▸ **THE INPUT**:
★ ★ ★ ★

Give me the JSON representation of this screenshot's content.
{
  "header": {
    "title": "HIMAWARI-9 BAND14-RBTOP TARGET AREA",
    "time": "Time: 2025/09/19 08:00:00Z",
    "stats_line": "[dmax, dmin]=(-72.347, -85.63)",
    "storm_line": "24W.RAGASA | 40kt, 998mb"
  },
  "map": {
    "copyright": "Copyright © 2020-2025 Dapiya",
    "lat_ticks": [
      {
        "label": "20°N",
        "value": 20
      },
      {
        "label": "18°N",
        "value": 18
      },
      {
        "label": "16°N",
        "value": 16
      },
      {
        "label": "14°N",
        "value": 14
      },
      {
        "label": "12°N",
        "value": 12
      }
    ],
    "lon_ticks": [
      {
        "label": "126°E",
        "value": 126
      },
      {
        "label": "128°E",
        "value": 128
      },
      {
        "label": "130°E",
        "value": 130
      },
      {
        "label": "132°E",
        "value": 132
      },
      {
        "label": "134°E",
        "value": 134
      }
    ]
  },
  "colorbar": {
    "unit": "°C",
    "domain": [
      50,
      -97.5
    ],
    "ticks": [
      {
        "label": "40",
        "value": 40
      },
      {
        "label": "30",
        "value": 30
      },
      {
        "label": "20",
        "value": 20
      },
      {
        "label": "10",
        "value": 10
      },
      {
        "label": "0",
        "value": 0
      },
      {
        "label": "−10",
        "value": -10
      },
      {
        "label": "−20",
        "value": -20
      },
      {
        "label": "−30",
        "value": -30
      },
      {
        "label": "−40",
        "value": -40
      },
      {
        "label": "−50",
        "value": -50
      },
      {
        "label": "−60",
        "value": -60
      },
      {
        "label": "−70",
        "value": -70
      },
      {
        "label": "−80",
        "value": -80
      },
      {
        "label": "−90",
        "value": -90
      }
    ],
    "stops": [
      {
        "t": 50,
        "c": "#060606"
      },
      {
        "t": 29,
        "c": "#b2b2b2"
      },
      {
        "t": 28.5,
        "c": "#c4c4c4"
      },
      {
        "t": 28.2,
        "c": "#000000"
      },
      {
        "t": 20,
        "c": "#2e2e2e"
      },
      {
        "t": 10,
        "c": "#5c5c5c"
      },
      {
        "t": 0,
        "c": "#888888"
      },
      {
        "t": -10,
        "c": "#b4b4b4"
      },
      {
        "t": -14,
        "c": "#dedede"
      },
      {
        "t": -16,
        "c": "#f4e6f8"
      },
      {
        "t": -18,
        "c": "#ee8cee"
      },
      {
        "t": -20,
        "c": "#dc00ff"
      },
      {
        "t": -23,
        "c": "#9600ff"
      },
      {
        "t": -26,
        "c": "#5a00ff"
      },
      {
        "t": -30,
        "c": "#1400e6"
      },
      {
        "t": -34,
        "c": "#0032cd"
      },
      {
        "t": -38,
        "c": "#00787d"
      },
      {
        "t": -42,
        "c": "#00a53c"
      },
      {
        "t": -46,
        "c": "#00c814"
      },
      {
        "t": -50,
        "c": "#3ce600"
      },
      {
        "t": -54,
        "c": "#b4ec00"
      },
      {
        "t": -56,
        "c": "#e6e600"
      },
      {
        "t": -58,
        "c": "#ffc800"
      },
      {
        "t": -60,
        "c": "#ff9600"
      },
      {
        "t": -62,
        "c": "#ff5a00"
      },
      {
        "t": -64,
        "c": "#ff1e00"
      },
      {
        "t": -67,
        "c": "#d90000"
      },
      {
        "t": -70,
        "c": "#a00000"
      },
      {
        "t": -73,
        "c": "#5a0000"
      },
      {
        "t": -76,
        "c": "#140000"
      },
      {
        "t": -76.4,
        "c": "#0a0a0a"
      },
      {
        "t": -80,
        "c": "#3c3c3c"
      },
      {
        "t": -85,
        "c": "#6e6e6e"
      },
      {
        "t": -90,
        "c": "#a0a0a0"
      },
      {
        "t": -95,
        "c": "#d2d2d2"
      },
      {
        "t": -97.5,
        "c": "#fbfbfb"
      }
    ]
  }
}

★ ★ ★ ★

▸ **WHAT YOU ARE ASKED TO DO**: Recopy the whole listing exactly.

▸ **THE RESPONSE**:
Give me the JSON representation of this screenshot's content.
{
  "header": {
    "title": "HIMAWARI-9 BAND14-RBTOP TARGET AREA",
    "time": "Time: 2025/09/19 08:00:00Z",
    "stats_line": "[dmax, dmin]=(-72.347, -85.63)",
    "storm_line": "24W.RAGASA | 40kt, 998mb"
  },
  "map": {
    "copyright": "Copyright © 2020-2025 Dapiya",
    "lat_ticks": [
      {
        "label": "20°N",
        "value": 20
      },
      {
        "label": "18°N",
        "value": 18
      },
      {
        "label": "16°N",
        "value": 16
      },
      {
        "label": "14°N",
        "value": 14
      },
      {
        "label": "12°N",
        "value": 12
      }
    ],
    "lon_ticks": [
      {
        "label": "126°E",
        "value": 126
      },
      {
        "label": "128°E",
        "value": 128
      },
      {
        "label": "130°E",
        "value": 130
      },
      {
        "label": "132°E",
        "value": 132
      },
      {
        "label": "134°E",
        "value": 134
      }
    ]
  },
  "colorbar": {
    "unit": "°C",
    "domain": [
      50,
      -97.5
    ],
    "ticks": [
      {
        "label": "40",
        "value": 40
      },
      {
        "label": "30",
        "value": 30
      },
      {
        "label": "20",
        "value": 20
      },
      {
        "label": "10",
        "value": 10
      },
      {
        "label": "0",
        "value": 0
      },
      {
        "label": "−10",
        "value": -10
      },
      {
        "label": "−20",
        "value": -20
      },
      {
        "label": "−30",
        "value": -30
      },
      {
        "label": "−40",
        "value": -40
      },
      {
        "label": "−50",
        "value": -50
      },
      {
        "label": "−60",
        "value": -60
      },
      {
        "label": "−70",
        "value": -70
      },
      {
        "label": "−80",
        "value": -80
      },
      {
        "label": "−90",
        "value": -90
      }
    ],
    "stops": [
      {
        "t": 50,
        "c": "#060606"
      },
      {
        "t": 29,
        "c": "#b2b2b2"
      },
      {
        "t": 28.5,
        "c": "#c4c4c4"
      },
      {
        "t": 28.2,
        "c": "#000000"
      },
      {
        "t": 20,
        "c": "#2e2e2e"
      },
      {
        "t": 10,
        "c": "#5c5c5c"
      },
      {
        "t": 0,
        "c": "#888888"
      },
      {
        "t": -10,
        "c": "#b4b4b4"
      },
      {
        "t": -14,
        "c": "#dedede"
      },
      {
        "t": -16,
        "c": "#f4e6f8"
      },
      {
        "t": -18,
        "c": "#ee8cee"
      },
      {
        "t": -20,
        "c": "#dc00ff"
      },
      {
        "t": -23,
        "c": "#9600ff"
      },
      {
        "t": -26,
        "c": "#5a00ff"
      },
      {
        "t": -30,
        "c": "#1400e6"
      },
      {
        "t": -34,
        "c": "#0032cd"
      },
      {
        "t": -38,
        "c": "#00787d"
      },
      {
        "t": -42,
        "c": "#00a53c"
      },
      {
        "t": -46,
        "c": "#00c814"
      },
      {
        "t": -50,
        "c": "#3ce600"
      },
      {
        "t": -54,
        "c": "#b4ec00"
      },
      {
        "t": -56,
        "c": "#e6e600"
      },
      {
        "t": -58,
        "c": "#ffc800"
      },
      {
        "t": -60,
        "c": "#ff9600"
      },
      {
        "t": -62,
        "c": "#ff5a00"
      },
      {
        "t": -64,
        "c": "#ff1e00"
      },
      {
        "t": -67,
        "c": "#d90000"
      },
      {
        "t": -70,
        "c": "#a00000"
      },
      {
        "t": -73,
        "c": "#5a0000"
      },
      {
        "t": -76,
        "c": "#140000"
      },
      {
        "t": -76.4,
        "c": "#0a0a0a"
      },
      {
        "t": -80,
        "c": "#3c3c3c"
      },
      {
        "t": -85,
        "c": "#6e6e6e"
      },
      {
        "t": -90,
        "c": "#a0a0a0"
      },
      {
        "t": -95,
        "c": "#d2d2d2"
      },
      {
        "t": -97.5,
        "c": "#fbfbfb"
      }
    ]
  }
}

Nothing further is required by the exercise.